Your goal —
Find the lines holding "JSON" and copy them.

Start of Supplied data

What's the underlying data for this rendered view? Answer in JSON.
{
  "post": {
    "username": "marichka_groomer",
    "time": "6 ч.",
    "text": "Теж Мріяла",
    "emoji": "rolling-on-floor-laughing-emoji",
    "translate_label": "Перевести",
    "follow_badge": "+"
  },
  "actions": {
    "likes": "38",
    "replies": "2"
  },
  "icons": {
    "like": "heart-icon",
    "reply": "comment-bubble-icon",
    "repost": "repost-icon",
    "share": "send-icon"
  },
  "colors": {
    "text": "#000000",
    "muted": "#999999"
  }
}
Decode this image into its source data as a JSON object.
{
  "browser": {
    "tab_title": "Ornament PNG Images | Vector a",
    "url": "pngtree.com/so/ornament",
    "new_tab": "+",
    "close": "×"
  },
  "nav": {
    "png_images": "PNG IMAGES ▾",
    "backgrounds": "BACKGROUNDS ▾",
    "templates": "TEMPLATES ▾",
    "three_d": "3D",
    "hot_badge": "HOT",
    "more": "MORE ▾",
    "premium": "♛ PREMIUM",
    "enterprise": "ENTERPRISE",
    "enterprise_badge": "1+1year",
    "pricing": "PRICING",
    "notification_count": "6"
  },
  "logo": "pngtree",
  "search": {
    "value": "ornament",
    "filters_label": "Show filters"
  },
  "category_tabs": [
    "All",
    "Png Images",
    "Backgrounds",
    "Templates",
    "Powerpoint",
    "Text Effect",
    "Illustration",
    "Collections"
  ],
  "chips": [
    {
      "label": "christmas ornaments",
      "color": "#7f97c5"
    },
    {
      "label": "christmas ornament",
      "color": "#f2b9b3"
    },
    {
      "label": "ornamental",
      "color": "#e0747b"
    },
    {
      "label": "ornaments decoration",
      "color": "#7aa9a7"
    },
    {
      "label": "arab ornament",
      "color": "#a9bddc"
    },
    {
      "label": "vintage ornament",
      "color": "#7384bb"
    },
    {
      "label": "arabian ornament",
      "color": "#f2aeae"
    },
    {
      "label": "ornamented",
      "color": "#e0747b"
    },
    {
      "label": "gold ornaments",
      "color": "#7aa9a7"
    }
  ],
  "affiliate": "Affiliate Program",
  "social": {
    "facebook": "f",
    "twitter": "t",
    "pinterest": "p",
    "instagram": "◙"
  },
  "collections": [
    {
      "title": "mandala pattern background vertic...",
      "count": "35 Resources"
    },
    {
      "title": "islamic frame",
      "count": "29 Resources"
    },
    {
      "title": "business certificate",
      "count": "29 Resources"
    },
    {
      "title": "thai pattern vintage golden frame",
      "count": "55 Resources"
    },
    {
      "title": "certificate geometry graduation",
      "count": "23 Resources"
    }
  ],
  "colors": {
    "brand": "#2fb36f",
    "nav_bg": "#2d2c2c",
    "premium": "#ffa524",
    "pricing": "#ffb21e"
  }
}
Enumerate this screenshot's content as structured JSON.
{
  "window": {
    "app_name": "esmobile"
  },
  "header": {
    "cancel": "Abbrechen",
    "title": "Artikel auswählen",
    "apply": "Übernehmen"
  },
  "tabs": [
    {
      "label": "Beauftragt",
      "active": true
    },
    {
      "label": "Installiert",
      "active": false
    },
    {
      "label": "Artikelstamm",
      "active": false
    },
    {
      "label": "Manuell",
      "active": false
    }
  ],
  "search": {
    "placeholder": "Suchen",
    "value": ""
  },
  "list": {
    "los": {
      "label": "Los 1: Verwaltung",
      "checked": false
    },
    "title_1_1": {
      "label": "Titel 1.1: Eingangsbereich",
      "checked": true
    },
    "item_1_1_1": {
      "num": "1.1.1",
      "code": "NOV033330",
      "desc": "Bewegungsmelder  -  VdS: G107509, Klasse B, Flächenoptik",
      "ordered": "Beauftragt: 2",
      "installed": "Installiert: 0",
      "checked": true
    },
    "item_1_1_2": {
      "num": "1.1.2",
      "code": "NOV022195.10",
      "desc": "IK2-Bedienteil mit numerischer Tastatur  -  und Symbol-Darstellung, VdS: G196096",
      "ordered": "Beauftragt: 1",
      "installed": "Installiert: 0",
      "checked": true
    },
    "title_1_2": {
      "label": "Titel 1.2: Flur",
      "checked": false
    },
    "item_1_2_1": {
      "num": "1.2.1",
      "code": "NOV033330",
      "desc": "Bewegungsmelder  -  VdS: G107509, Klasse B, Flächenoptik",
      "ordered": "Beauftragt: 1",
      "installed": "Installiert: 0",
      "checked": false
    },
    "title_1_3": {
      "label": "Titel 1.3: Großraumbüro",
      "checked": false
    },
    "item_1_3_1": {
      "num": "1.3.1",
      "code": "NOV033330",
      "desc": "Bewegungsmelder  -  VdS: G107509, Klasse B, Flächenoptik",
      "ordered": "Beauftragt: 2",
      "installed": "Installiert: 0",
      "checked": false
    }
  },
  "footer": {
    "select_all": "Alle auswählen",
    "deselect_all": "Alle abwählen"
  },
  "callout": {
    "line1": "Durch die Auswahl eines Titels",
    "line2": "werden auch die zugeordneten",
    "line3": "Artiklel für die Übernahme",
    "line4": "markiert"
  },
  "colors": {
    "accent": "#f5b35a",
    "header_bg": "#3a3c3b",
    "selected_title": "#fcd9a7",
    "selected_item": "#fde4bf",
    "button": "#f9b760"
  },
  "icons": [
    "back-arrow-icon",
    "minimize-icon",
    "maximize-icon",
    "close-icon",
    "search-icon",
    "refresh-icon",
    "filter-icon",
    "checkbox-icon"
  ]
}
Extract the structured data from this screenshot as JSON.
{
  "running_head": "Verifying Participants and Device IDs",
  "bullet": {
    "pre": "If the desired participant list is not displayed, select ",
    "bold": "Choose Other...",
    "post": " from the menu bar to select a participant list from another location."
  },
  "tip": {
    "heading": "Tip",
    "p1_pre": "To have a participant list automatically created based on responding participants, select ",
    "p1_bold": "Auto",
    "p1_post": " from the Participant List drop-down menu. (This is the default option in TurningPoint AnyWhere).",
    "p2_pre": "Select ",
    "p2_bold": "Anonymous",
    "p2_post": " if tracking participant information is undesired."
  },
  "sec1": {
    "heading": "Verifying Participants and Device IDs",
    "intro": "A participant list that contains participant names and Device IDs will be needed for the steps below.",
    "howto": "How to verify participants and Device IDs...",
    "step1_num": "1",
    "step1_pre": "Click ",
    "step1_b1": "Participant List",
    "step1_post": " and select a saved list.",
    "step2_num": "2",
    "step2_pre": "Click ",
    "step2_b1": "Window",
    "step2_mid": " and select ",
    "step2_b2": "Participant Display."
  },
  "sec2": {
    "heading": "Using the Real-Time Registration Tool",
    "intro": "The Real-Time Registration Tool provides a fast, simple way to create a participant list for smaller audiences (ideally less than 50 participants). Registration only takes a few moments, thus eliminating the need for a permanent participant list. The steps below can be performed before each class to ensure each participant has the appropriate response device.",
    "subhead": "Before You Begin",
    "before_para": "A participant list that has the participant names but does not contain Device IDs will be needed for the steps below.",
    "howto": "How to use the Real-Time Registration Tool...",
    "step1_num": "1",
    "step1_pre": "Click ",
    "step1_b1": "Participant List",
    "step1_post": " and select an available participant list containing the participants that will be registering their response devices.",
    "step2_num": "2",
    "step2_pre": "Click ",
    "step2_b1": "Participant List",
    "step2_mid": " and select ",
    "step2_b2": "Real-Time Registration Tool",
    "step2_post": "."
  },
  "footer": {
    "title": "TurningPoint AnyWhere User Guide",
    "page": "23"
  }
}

End of Supplied data

Response below —
What's the underlying data for this rendered view? Answer in JSON.
Decode this image into its source data as a JSON object.
Enumerate this screenshot's content as structured JSON.
Extract the structured data from this screenshot as JSON.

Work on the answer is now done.